Records provided |
● ● ● ● ●

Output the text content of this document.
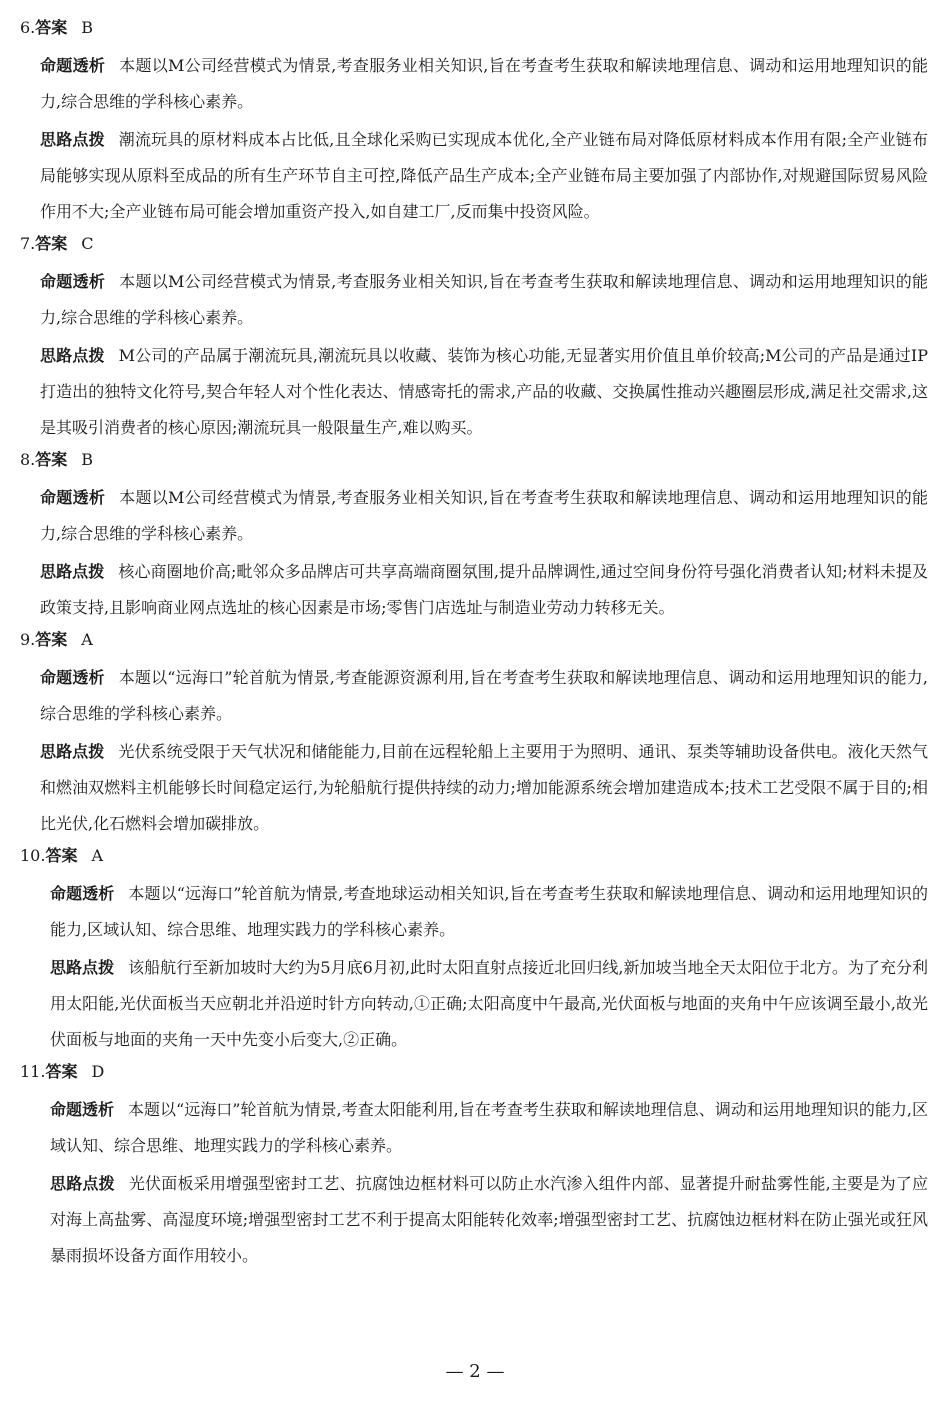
6.答案 B

命题透析 本题以M公司经营模式为情景,考查服务业相关知识,旨在考查考生获取和解读地理信息、调动和运用地理知识的能力,综合思维的学科核心素养。

思路点拨 潮流玩具的原材料成本占比低,且全球化采购已实现成本优化,全产业链布局对降低原材料成本作用有限;全产业链布局能够实现从原料至成品的所有生产环节自主可控,降低产品生产成本;全产业链布局主要加强了内部协作,对规避国际贸易风险作用不大;全产业链布局可能会增加重资产投入,如自建工厂,反而集中投资风险。

7.答案 C

命题透析 本题以M公司经营模式为情景,考查服务业相关知识,旨在考查考生获取和解读地理信息、调动和运用地理知识的能力,综合思维的学科核心素养。

思路点拨 M公司的产品属于潮流玩具,潮流玩具以收藏、装饰为核心功能,无显著实用价值且单价较高;M公司的产品是通过IP打造出的独特文化符号,契合年轻人对个性化表达、情感寄托的需求,产品的收藏、交换属性推动兴趣圈层形成,满足社交需求,这是其吸引消费者的核心原因;潮流玩具一般限量生产,难以购买。

8.答案 B

命题透析 本题以M公司经营模式为情景,考查服务业相关知识,旨在考查考生获取和解读地理信息、调动和运用地理知识的能力,综合思维的学科核心素养。

思路点拨 核心商圈地价高;毗邻众多品牌店可共享高端商圈氛围,提升品牌调性,通过空间身份符号强化消费者认知;材料未提及政策支持,且影响商业网点选址的核心因素是市场;零售门店选址与制造业劳动力转移无关。

9.答案 A

命题透析 本题以“远海口”轮首航为情景,考查能源资源利用,旨在考查考生获取和解读地理信息、调动和运用地理知识的能力,综合思维的学科核心素养。

思路点拨 光伏系统受限于天气状况和储能能力,目前在远程轮船上主要用于为照明、通讯、泵类等辅助设备供电。液化天然气和燃油双燃料主机能够长时间稳定运行,为轮船航行提供持续的动力;增加能源系统会增加建造成本;技术工艺受限不属于目的;相比光伏,化石燃料会增加碳排放。

10.答案 A

命题透析 本题以“远海口”轮首航为情景,考查地球运动相关知识,旨在考查考生获取和解读地理信息、调动和运用地理知识的能力,区域认知、综合思维、地理实践力的学科核心素养。

思路点拨 该船航行至新加坡时大约为5月底6月初,此时太阳直射点接近北回归线,新加坡当地全天太阳位于北方。为了充分利用太阳能,光伏面板当天应朝北并沿逆时针方向转动,①正确;太阳高度中午最高,光伏面板与地面的夹角中午应该调至最小,故光伏面板与地面的夹角一天中先变小后变大,②正确。

11.答案 D

命题透析 本题以“远海口”轮首航为情景,考查太阳能利用,旨在考查考生获取和解读地理信息、调动和运用地理知识的能力,区域认知、综合思维、地理实践力的学科核心素养。

思路点拨 光伏面板采用增强型密封工艺、抗腐蚀边框材料可以防止水汽渗入组件内部、显著提升耐盐雾性能,主要是为了应对海上高盐雾、高湿度环境;增强型密封工艺不利于提高太阳能转化效率;增强型密封工艺、抗腐蚀边框材料在防止强光或狂风暴雨损坏设备方面作用较小。

— 2 —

● ● ● ● ●

Task prompt | Reproduce each entry precisely, dropping only the pictures.

Answer to this task |
Output the text content of this document.
6.答案 B

命题透析 本题以M公司经营模式为情景,考查服务业相关知识,旨在考查考生获取和解读地理信息、调动和运用地理知识的能力,综合思维的学科核心素养。

思路点拨 潮流玩具的原材料成本占比低,且全球化采购已实现成本优化,全产业链布局对降低原材料成本作用有限;全产业链布局能够实现从原料至成品的所有生产环节自主可控,降低产品生产成本;全产业链布局主要加强了内部协作,对规避国际贸易风险作用不大;全产业链布局可能会增加重资产投入,如自建工厂,反而集中投资风险。

7.答案 C

命题透析 本题以M公司经营模式为情景,考查服务业相关知识,旨在考查考生获取和解读地理信息、调动和运用地理知识的能力,综合思维的学科核心素养。

思路点拨 M公司的产品属于潮流玩具,潮流玩具以收藏、装饰为核心功能,无显著实用价值且单价较高;M公司的产品是通过IP打造出的独特文化符号,契合年轻人对个性化表达、情感寄托的需求,产品的收藏、交换属性推动兴趣圈层形成,满足社交需求,这是其吸引消费者的核心原因;潮流玩具一般限量生产,难以购买。

8.答案 B

命题透析 本题以M公司经营模式为情景,考查服务业相关知识,旨在考查考生获取和解读地理信息、调动和运用地理知识的能力,综合思维的学科核心素养。

思路点拨 核心商圈地价高;毗邻众多品牌店可共享高端商圈氛围,提升品牌调性,通过空间身份符号强化消费者认知;材料未提及政策支持,且影响商业网点选址的核心因素是市场;零售门店选址与制造业劳动力转移无关。

9.答案 A

命题透析 本题以“远海口”轮首航为情景,考查能源资源利用,旨在考查考生获取和解读地理信息、调动和运用地理知识的能力,综合思维的学科核心素养。

思路点拨 光伏系统受限于天气状况和储能能力,目前在远程轮船上主要用于为照明、通讯、泵类等辅助设备供电。液化天然气和燃油双燃料主机能够长时间稳定运行,为轮船航行提供持续的动力;增加能源系统会增加建造成本;技术工艺受限不属于目的;相比光伏,化石燃料会增加碳排放。

10.答案 A

命题透析 本题以“远海口”轮首航为情景,考查地球运动相关知识,旨在考查考生获取和解读地理信息、调动和运用地理知识的能力,区域认知、综合思维、地理实践力的学科核心素养。

思路点拨 该船航行至新加坡时大约为5月底6月初,此时太阳直射点接近北回归线,新加坡当地全天太阳位于北方。为了充分利用太阳能,光伏面板当天应朝北并沿逆时针方向转动,①正确;太阳高度中午最高,光伏面板与地面的夹角中午应该调至最小,故光伏面板与地面的夹角一天中先变小后变大,②正确。

11.答案 D

命题透析 本题以“远海口”轮首航为情景,考查太阳能利用,旨在考查考生获取和解读地理信息、调动和运用地理知识的能力,区域认知、综合思维、地理实践力的学科核心素养。

思路点拨 光伏面板采用增强型密封工艺、抗腐蚀边框材料可以防止水汽渗入组件内部、显著提升耐盐雾性能,主要是为了应对海上高盐雾、高湿度环境;增强型密封工艺不利于提高太阳能转化效率;增强型密封工艺、抗腐蚀边框材料在防止强光或狂风暴雨损坏设备方面作用较小。

— 2 —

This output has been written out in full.